## Begin Material for the task

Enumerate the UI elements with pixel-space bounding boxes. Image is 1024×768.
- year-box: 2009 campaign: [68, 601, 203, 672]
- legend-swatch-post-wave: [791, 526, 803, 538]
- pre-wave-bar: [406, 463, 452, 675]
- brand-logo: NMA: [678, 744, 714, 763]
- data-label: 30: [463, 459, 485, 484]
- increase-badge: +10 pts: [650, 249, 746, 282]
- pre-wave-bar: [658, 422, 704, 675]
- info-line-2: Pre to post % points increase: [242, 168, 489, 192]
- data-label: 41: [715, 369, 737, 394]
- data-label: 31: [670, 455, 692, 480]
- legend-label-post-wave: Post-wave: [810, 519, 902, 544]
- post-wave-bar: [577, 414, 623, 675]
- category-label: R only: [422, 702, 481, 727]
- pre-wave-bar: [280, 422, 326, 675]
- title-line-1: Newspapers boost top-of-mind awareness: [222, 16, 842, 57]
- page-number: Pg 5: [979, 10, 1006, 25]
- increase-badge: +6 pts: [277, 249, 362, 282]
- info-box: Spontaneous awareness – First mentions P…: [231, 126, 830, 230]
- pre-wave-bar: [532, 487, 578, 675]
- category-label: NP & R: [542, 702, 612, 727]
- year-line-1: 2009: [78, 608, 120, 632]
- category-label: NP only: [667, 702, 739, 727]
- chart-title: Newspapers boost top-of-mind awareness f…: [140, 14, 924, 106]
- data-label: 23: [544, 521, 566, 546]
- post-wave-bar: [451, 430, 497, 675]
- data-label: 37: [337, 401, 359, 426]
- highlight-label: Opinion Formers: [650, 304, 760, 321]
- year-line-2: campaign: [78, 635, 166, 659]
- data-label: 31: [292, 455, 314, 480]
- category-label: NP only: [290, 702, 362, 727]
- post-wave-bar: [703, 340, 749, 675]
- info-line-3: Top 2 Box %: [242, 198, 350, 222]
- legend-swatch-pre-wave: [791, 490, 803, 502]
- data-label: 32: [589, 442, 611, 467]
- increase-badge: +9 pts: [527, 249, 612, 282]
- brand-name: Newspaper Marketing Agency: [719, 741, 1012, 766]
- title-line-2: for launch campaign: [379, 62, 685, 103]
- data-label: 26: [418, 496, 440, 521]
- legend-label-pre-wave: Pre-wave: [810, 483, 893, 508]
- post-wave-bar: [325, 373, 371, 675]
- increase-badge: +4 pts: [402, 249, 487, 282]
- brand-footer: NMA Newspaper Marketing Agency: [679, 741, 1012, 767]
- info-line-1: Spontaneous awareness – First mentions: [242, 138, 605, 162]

## End Material for the task

What to work on -> Copy every line of the records above, keeping each character, number and bracket unchanged.

Solved problem ->
Enumerate the UI elements with pixel-space bounding boxes. Image is 1024×768.
- year-box: 2009 campaign: [68, 601, 203, 672]
- legend-swatch-post-wave: [791, 526, 803, 538]
- pre-wave-bar: [406, 463, 452, 675]
- brand-logo: NMA: [678, 744, 714, 763]
- data-label: 30: [463, 459, 485, 484]
- increase-badge: +10 pts: [650, 249, 746, 282]
- pre-wave-bar: [658, 422, 704, 675]
- info-line-2: Pre to post % points increase: [242, 168, 489, 192]
- data-label: 41: [715, 369, 737, 394]
- data-label: 31: [670, 455, 692, 480]
- legend-label-post-wave: Post-wave: [810, 519, 902, 544]
- post-wave-bar: [577, 414, 623, 675]
- category-label: R only: [422, 702, 481, 727]
- pre-wave-bar: [280, 422, 326, 675]
- title-line-1: Newspapers boost top-of-mind awareness: [222, 16, 842, 57]
- page-number: Pg 5: [979, 10, 1006, 25]
- increase-badge: +6 pts: [277, 249, 362, 282]
- info-box: Spontaneous awareness – First mentions P…: [231, 126, 830, 230]
- pre-wave-bar: [532, 487, 578, 675]
- category-label: NP & R: [542, 702, 612, 727]
- year-line-1: 2009: [78, 608, 120, 632]
- category-label: NP only: [667, 702, 739, 727]
- chart-title: Newspapers boost top-of-mind awareness f…: [140, 14, 924, 106]
- data-label: 23: [544, 521, 566, 546]
- post-wave-bar: [451, 430, 497, 675]
- data-label: 37: [337, 401, 359, 426]
- highlight-label: Opinion Formers: [650, 304, 760, 321]
- year-line-2: campaign: [78, 635, 166, 659]
- data-label: 31: [292, 455, 314, 480]
- category-label: NP only: [290, 702, 362, 727]
- post-wave-bar: [703, 340, 749, 675]
- info-line-3: Top 2 Box %: [242, 198, 350, 222]
- legend-swatch-pre-wave: [791, 490, 803, 502]
- data-label: 32: [589, 442, 611, 467]
- increase-badge: +9 pts: [527, 249, 612, 282]
- brand-name: Newspaper Marketing Agency: [719, 741, 1012, 766]
- title-line-2: for launch campaign: [379, 62, 685, 103]
- data-label: 26: [418, 496, 440, 521]
- legend-label-pre-wave: Pre-wave: [810, 483, 893, 508]
- post-wave-bar: [325, 373, 371, 675]
- increase-badge: +4 pts: [402, 249, 487, 282]
- brand-footer: NMA Newspaper Marketing Agency: [679, 741, 1012, 767]
- info-line-1: Spontaneous awareness – First mentions: [242, 138, 605, 162]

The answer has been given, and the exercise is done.